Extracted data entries

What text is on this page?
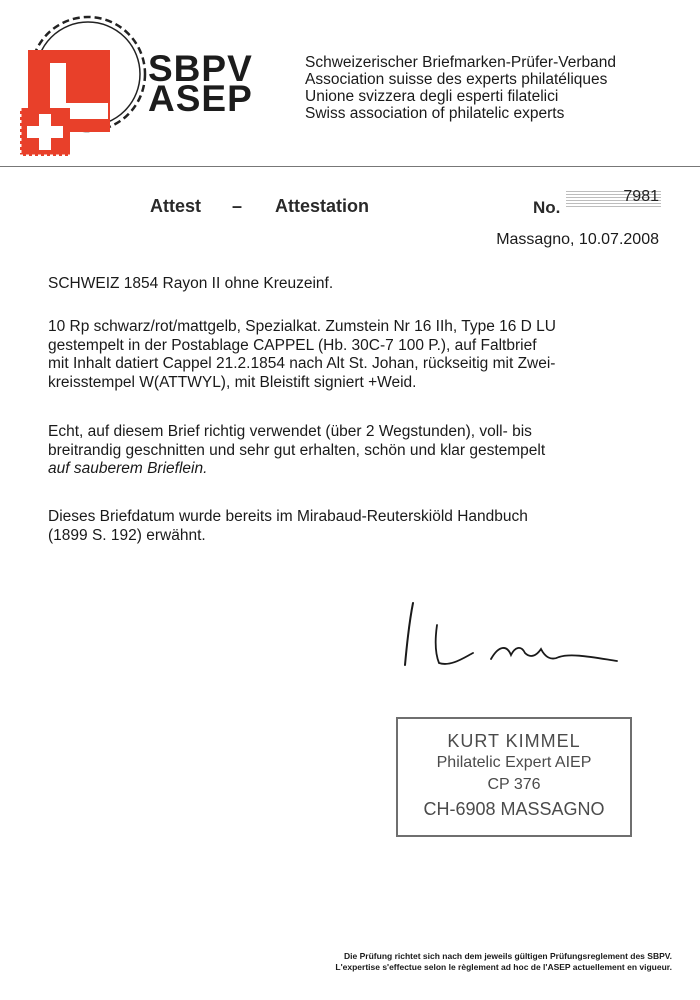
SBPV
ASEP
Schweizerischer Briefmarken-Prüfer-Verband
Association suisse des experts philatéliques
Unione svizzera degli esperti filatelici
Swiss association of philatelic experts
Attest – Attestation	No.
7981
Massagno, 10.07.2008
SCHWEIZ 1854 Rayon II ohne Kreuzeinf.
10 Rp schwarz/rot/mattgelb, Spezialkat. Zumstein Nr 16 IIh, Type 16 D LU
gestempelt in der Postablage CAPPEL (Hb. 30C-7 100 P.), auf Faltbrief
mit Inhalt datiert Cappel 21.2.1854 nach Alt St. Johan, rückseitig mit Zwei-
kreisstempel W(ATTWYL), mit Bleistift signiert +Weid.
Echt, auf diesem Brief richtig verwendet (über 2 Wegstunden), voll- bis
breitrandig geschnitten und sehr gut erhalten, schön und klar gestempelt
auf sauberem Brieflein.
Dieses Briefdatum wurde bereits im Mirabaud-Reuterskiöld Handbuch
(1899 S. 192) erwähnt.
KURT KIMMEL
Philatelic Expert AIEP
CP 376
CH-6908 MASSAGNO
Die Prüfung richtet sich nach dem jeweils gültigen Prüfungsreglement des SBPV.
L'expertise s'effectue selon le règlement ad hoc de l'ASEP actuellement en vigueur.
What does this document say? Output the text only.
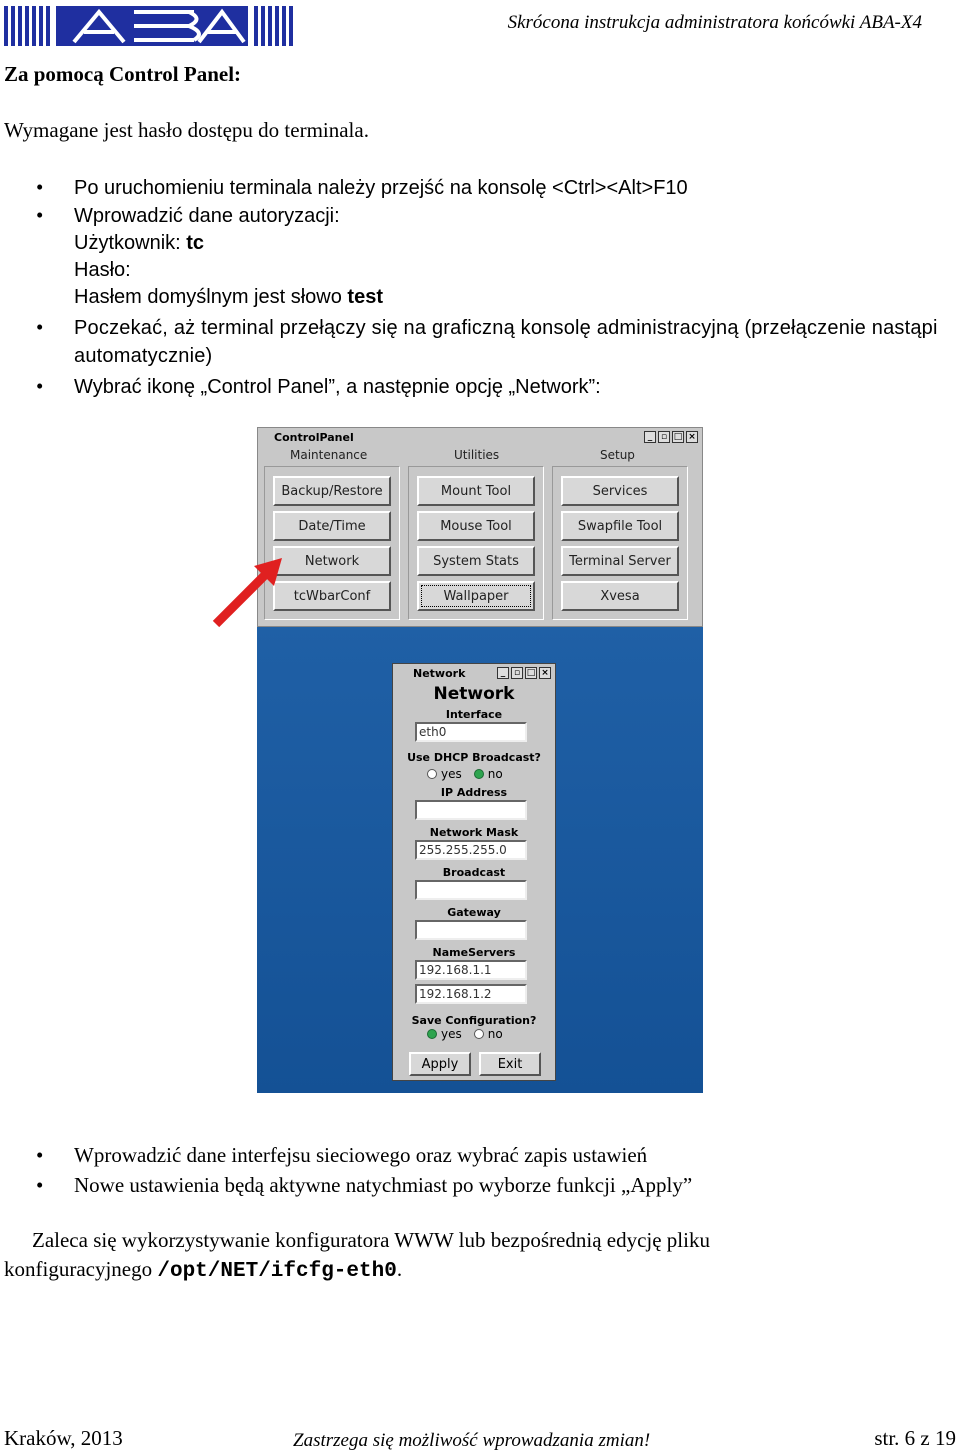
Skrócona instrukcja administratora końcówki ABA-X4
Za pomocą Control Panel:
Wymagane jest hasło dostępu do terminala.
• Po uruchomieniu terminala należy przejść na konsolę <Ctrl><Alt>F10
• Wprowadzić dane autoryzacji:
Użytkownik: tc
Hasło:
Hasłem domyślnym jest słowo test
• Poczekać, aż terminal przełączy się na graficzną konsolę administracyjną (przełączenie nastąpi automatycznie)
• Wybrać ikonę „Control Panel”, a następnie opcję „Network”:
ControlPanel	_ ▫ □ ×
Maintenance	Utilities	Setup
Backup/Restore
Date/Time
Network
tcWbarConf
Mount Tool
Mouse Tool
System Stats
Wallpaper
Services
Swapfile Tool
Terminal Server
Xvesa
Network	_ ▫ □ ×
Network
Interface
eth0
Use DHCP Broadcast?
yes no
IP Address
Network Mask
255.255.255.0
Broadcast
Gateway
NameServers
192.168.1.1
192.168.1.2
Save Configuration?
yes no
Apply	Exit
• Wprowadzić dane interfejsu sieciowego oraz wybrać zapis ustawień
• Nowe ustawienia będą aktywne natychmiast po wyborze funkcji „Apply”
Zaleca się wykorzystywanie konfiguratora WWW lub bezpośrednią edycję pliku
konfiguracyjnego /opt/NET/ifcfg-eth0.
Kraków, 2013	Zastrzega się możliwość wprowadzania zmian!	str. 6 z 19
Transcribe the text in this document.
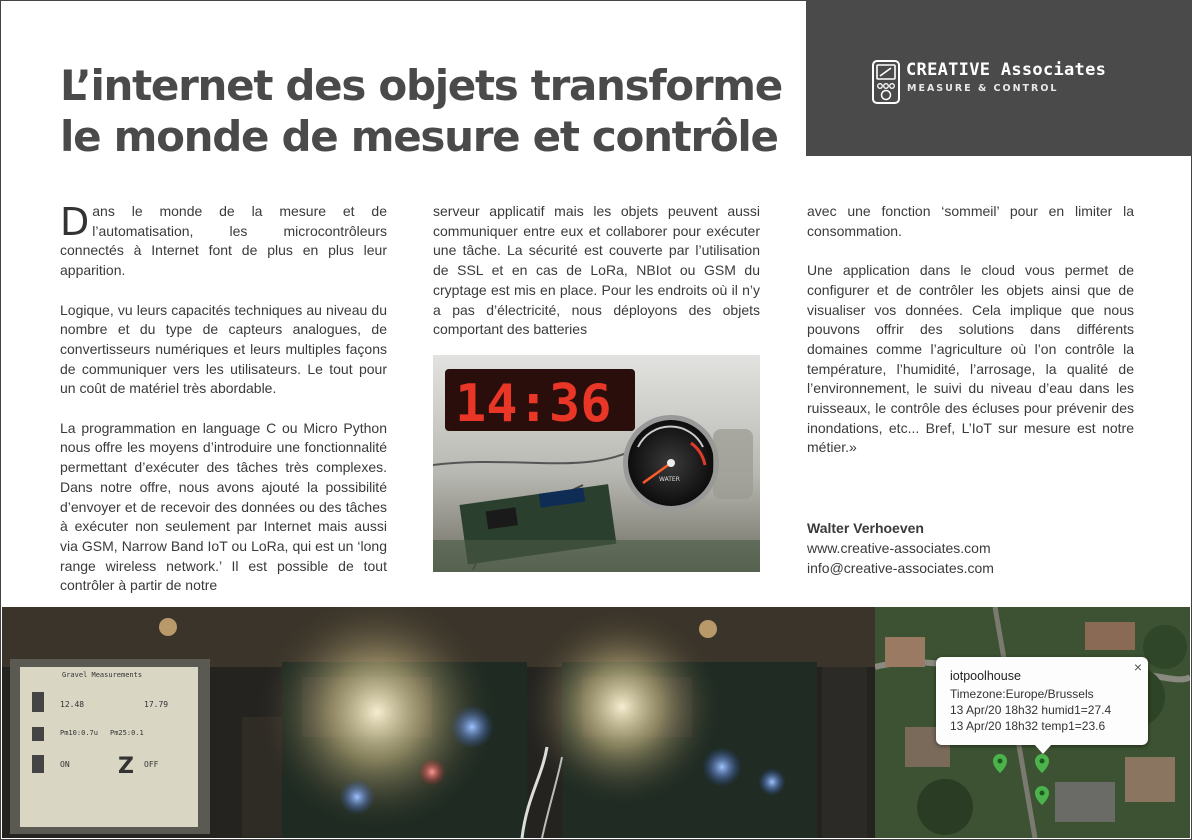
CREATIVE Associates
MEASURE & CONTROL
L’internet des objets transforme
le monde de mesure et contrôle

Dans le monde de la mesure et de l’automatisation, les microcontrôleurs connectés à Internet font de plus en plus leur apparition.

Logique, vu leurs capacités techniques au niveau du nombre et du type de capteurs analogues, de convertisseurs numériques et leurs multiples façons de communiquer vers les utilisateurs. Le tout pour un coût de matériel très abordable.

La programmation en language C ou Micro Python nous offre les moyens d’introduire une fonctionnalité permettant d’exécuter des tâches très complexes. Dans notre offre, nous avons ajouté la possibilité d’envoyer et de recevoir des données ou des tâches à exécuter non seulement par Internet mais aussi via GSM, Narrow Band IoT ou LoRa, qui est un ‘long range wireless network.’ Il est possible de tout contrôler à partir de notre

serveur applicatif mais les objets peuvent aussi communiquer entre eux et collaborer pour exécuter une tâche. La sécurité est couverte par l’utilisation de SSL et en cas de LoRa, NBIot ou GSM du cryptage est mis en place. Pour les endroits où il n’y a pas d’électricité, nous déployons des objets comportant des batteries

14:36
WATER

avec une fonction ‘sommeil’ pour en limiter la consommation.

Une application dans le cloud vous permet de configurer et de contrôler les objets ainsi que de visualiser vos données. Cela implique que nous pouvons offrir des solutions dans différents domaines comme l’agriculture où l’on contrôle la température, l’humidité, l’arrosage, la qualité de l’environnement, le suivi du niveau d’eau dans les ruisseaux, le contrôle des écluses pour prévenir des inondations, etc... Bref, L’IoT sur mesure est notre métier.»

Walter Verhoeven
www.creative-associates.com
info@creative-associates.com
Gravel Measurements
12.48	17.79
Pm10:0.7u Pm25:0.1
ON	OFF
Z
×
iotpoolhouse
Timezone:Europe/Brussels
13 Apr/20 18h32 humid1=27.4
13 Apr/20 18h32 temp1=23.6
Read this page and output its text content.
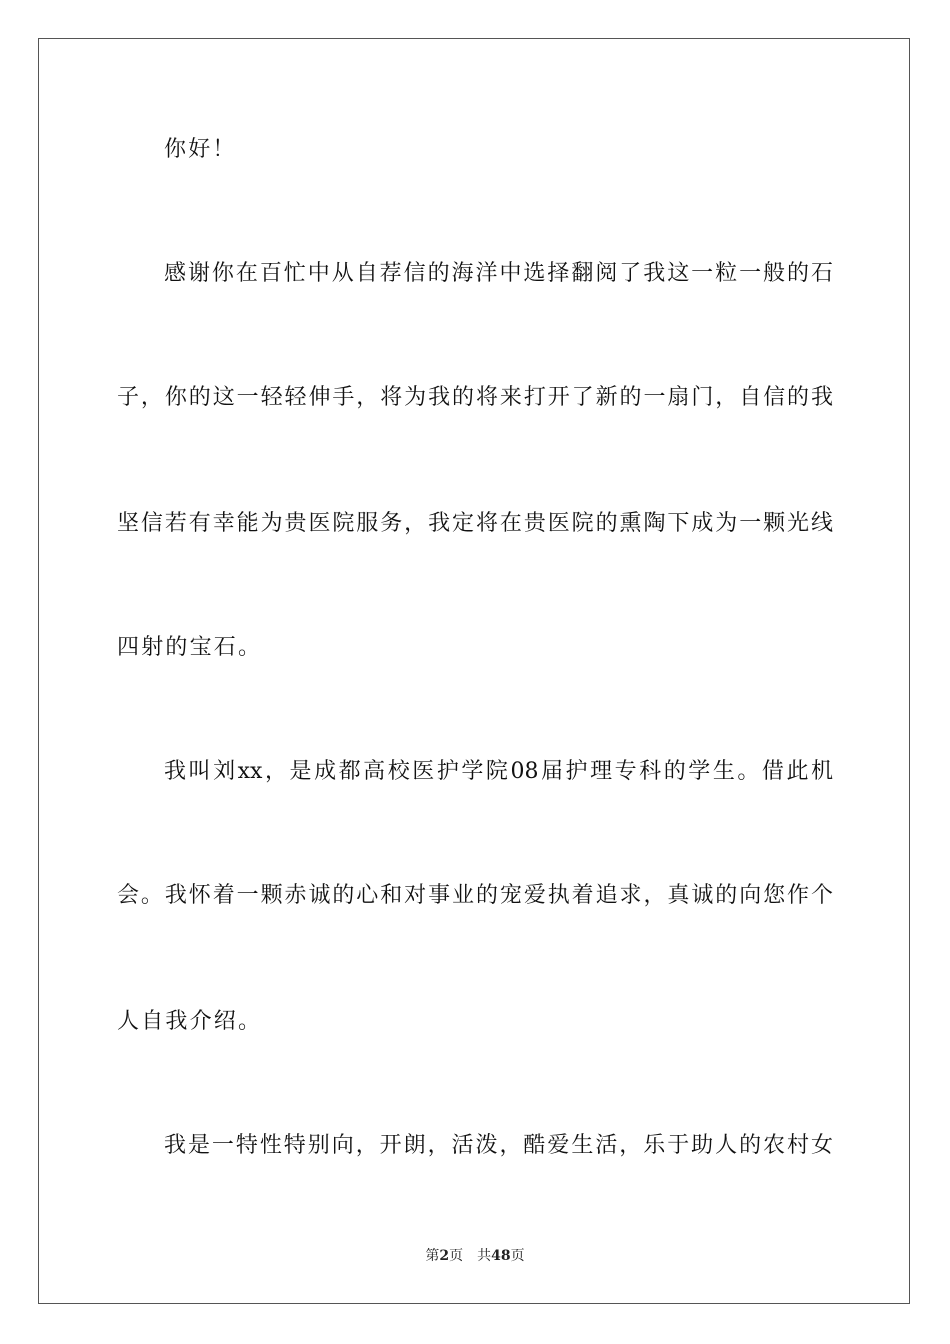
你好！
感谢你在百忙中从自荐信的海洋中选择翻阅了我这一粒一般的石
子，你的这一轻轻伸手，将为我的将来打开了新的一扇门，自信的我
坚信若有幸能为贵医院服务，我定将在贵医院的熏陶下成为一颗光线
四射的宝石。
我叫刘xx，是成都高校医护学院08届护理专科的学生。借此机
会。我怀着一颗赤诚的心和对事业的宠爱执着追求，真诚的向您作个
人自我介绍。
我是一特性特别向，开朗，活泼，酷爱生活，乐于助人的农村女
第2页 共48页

** WHAT IS EXPECTED **
Replicate the material above verbatim; images stay out of the copy.

** EXERCISE RESPONSE **
What text is on this page?
SBPV
ASEP
Schweizerischer Briefmarken-Prüfer-Verband
Association suisse des experts philatéliques
Unione svizzera degli esperti filatelici
Swiss association of philatelic experts
Attest – Attestation	No.
7981
Massagno, 10.07.2008
SCHWEIZ 1854 Rayon II ohne Kreuzeinf.
10 Rp schwarz/rot/mattgelb, Spezialkat. Zumstein Nr 16 IIh, Type 16 D LU
gestempelt in der Postablage CAPPEL (Hb. 30C-7 100 P.), auf Faltbrief
mit Inhalt datiert Cappel 21.2.1854 nach Alt St. Johan, rückseitig mit Zwei-
kreisstempel W(ATTWYL), mit Bleistift signiert +Weid.
Echt, auf diesem Brief richtig verwendet (über 2 Wegstunden), voll- bis
breitrandig geschnitten und sehr gut erhalten, schön und klar gestempelt
auf sauberem Brieflein.
Dieses Briefdatum wurde bereits im Mirabaud-Reuterskiöld Handbuch
(1899 S. 192) erwähnt.
KURT KIMMEL
Philatelic Expert AIEP
CP 376
CH-6908 MASSAGNO
Die Prüfung richtet sich nach dem jeweils gültigen Prüfungsreglement des SBPV.
L'expertise s'effectue selon le règlement ad hoc de l'ASEP actuellement en vigueur.
What does this document say? Output the text only.
Skrócona instrukcja administratora końcówki ABA-X4
Za pomocą Control Panel:
Wymagane jest hasło dostępu do terminala.
• Po uruchomieniu terminala należy przejść na konsolę <Ctrl><Alt>F10
• Wprowadzić dane autoryzacji:
Użytkownik: tc
Hasło:
Hasłem domyślnym jest słowo test
• Poczekać, aż terminal przełączy się na graficzną konsolę administracyjną (przełączenie nastąpi automatycznie)
• Wybrać ikonę „Control Panel”, a następnie opcję „Network”:
ControlPanel	_ ▫ □ ×
Maintenance	Utilities	Setup
Backup/Restore
Date/Time
Network
tcWbarConf
Mount Tool
Mouse Tool
System Stats
Wallpaper
Services
Swapfile Tool
Terminal Server
Xvesa
Network	_ ▫ □ ×
Network
Interface
eth0
Use DHCP Broadcast?
yes no
IP Address
Network Mask
255.255.255.0
Broadcast
Gateway
NameServers
192.168.1.1
192.168.1.2
Save Configuration?
yes no
Apply	Exit
• Wprowadzić dane interfejsu sieciowego oraz wybrać zapis ustawień
• Nowe ustawienia będą aktywne natychmiast po wyborze funkcji „Apply”
Zaleca się wykorzystywanie konfiguratora WWW lub bezpośrednią edycję pliku
konfiguracyjnego /opt/NET/ifcfg-eth0.
Kraków, 2013	Zastrzega się możliwość wprowadzania zmian!	str. 6 z 19
Transcribe the text in this document.
CREATIVE Associates
MEASURE & CONTROL
L’internet des objets transforme
le monde de mesure et contrôle

Dans le monde de la mesure et de l’automatisation, les microcontrôleurs connectés à Internet font de plus en plus leur apparition.

Logique, vu leurs capacités techniques au niveau du nombre et du type de capteurs analogues, de convertisseurs numériques et leurs multiples façons de communiquer vers les utilisateurs. Le tout pour un coût de matériel très abordable.

La programmation en language C ou Micro Python nous offre les moyens d’introduire une fonctionnalité permettant d’exécuter des tâches très complexes. Dans notre offre, nous avons ajouté la possibilité d’envoyer et de recevoir des données ou des tâches à exécuter non seulement par Internet mais aussi via GSM, Narrow Band IoT ou LoRa, qui est un ‘long range wireless network.’ Il est possible de tout contrôler à partir de notre

serveur applicatif mais les objets peuvent aussi communiquer entre eux et collaborer pour exécuter une tâche. La sécurité est couverte par l’utilisation de SSL et en cas de LoRa, NBIot ou GSM du cryptage est mis en place. Pour les endroits où il n’y a pas d’électricité, nous déployons des objets comportant des batteries

14:36
WATER

avec une fonction ‘sommeil’ pour en limiter la consommation.

Une application dans le cloud vous permet de configurer et de contrôler les objets ainsi que de visualiser vos données. Cela implique que nous pouvons offrir des solutions dans différents domaines comme l’agriculture où l’on contrôle la température, l’humidité, l’arrosage, la qualité de l’environnement, le suivi du niveau d’eau dans les ruisseaux, le contrôle des écluses pour prévenir des inondations, etc... Bref, L’IoT sur mesure est notre métier.»

Walter Verhoeven
www.creative-associates.com
info@creative-associates.com
Gravel Measurements
12.48	17.79
Pm10:0.7u Pm25:0.1
ON	OFF
Z
×
iotpoolhouse
Timezone:Europe/Brussels
13 Apr/20 18h32 humid1=27.4
13 Apr/20 18h32 temp1=23.6
Read this page and output its text content.
你好！
感谢你在百忙中从自荐信的海洋中选择翻阅了我这一粒一般的石
子，你的这一轻轻伸手，将为我的将来打开了新的一扇门，自信的我
坚信若有幸能为贵医院服务，我定将在贵医院的熏陶下成为一颗光线
四射的宝石。
我叫刘xx，是成都高校医护学院08届护理专科的学生。借此机
会。我怀着一颗赤诚的心和对事业的宠爱执着追求，真诚的向您作个
人自我介绍。
我是一特性特别向，开朗，活泼，酷爱生活，乐于助人的农村女
第2页 共48页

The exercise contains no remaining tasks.